(Dataset records)
- - - - - - -
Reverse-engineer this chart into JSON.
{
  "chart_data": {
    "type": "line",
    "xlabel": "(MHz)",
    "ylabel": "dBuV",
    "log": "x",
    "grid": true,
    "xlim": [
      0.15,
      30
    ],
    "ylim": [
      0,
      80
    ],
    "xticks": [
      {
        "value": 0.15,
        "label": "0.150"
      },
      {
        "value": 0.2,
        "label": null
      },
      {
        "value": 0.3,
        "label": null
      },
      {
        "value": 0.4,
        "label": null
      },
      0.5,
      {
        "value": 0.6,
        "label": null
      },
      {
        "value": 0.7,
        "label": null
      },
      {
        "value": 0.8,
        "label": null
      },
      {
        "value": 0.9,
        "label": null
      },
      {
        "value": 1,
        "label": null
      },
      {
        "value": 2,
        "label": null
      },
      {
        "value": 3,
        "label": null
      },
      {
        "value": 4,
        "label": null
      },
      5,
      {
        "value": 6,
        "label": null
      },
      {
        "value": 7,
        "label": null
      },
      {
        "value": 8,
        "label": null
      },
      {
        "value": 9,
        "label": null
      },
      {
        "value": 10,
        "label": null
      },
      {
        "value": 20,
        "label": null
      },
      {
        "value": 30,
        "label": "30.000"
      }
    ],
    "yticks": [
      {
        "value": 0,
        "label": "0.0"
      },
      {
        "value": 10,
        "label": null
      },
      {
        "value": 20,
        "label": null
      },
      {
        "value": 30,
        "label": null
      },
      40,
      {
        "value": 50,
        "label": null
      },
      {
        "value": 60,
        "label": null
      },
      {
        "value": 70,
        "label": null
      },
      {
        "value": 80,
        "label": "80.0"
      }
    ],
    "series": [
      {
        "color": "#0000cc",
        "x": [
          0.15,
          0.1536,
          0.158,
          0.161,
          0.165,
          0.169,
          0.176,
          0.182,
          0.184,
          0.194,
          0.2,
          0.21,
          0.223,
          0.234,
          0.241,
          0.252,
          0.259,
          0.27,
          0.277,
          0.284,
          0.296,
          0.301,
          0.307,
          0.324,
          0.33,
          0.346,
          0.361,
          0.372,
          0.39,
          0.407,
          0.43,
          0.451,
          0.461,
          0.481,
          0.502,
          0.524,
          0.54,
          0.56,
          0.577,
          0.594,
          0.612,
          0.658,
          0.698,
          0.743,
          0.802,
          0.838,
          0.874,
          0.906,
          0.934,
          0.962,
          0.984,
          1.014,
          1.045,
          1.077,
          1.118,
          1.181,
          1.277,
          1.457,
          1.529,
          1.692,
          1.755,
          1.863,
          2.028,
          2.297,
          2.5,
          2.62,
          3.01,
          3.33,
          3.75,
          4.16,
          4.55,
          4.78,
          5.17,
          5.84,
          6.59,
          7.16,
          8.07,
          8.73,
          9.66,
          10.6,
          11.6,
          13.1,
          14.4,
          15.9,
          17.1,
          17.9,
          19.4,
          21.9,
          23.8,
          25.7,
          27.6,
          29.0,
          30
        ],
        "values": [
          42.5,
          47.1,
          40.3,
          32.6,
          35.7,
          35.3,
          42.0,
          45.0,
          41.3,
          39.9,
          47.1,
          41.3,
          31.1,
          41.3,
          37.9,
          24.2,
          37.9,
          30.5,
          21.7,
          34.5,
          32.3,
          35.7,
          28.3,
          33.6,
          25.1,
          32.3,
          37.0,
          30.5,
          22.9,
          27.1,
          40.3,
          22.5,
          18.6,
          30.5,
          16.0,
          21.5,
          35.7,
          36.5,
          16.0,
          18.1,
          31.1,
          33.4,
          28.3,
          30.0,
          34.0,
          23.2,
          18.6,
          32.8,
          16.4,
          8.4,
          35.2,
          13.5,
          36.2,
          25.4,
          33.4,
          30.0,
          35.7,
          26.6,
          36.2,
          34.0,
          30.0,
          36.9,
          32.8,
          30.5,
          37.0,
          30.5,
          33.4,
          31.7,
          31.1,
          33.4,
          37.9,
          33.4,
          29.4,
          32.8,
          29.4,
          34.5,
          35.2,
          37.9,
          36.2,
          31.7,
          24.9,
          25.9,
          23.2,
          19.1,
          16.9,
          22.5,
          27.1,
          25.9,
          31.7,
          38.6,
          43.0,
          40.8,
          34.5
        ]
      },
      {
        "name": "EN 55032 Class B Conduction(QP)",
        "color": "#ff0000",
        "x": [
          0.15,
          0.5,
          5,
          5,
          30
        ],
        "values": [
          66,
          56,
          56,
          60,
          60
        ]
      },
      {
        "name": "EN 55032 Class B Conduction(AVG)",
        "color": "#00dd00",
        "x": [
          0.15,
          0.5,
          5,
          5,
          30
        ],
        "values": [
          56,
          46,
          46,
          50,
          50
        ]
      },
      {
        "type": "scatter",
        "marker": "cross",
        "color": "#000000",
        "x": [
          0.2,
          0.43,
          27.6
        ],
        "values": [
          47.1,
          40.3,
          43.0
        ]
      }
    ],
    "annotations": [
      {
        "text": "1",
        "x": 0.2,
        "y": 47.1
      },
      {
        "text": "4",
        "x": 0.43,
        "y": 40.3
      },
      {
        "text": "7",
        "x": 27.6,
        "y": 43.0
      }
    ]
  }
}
- - - - - - -
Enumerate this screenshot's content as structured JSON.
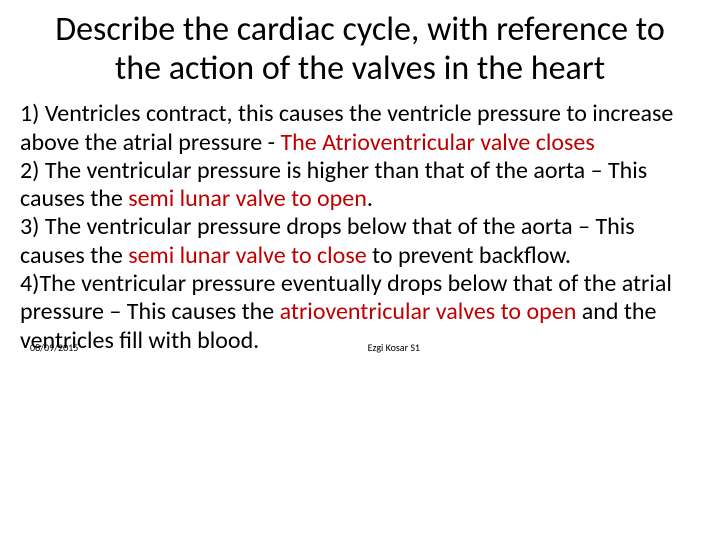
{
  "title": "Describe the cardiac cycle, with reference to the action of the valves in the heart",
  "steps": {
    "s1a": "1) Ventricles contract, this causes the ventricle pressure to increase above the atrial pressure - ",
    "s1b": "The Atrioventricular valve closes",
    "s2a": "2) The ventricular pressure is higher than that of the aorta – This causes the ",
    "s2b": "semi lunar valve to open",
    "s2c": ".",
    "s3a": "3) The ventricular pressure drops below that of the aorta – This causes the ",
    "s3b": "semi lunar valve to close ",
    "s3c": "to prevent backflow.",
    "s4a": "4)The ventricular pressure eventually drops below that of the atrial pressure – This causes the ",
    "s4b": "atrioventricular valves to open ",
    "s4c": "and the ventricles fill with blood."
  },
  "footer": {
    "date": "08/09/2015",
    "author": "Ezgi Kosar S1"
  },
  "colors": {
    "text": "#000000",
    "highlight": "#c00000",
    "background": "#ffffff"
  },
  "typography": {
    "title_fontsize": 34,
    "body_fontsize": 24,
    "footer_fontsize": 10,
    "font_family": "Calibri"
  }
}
- - - - - - -
Goal: From the listing above, find the number of lines with the word "drops" in them. Answer with the number only.

Exercise result: 2